INFORMATION PROVIDED:
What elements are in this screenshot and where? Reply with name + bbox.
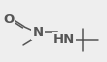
Text: O: O (3, 13, 14, 26)
Text: N: N (32, 26, 44, 39)
Text: HN: HN (53, 33, 75, 46)
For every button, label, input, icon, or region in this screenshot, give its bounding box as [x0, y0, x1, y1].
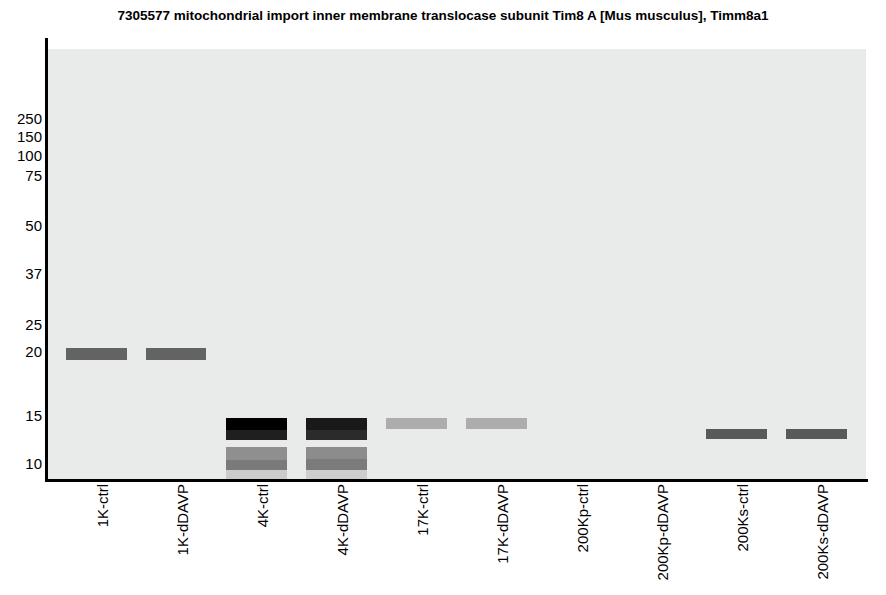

STATED TASK:
Convert the material above into a JSON array of strings with one string per line. Skip blank lines and leave out the pictures.

EXERCISE ANSWER:
[
  "What elements are in this screenshot and where? Reply with name + bbox.",
  "Text: O: O (3, 13, 14, 26)",
  "Text: N: N (32, 26, 44, 39)",
  "Text: HN: HN (53, 33, 75, 46)",
  "For every button, label, input, icon, or region in this screenshot, give its bounding box as [x0, y0, x1, y1]."
]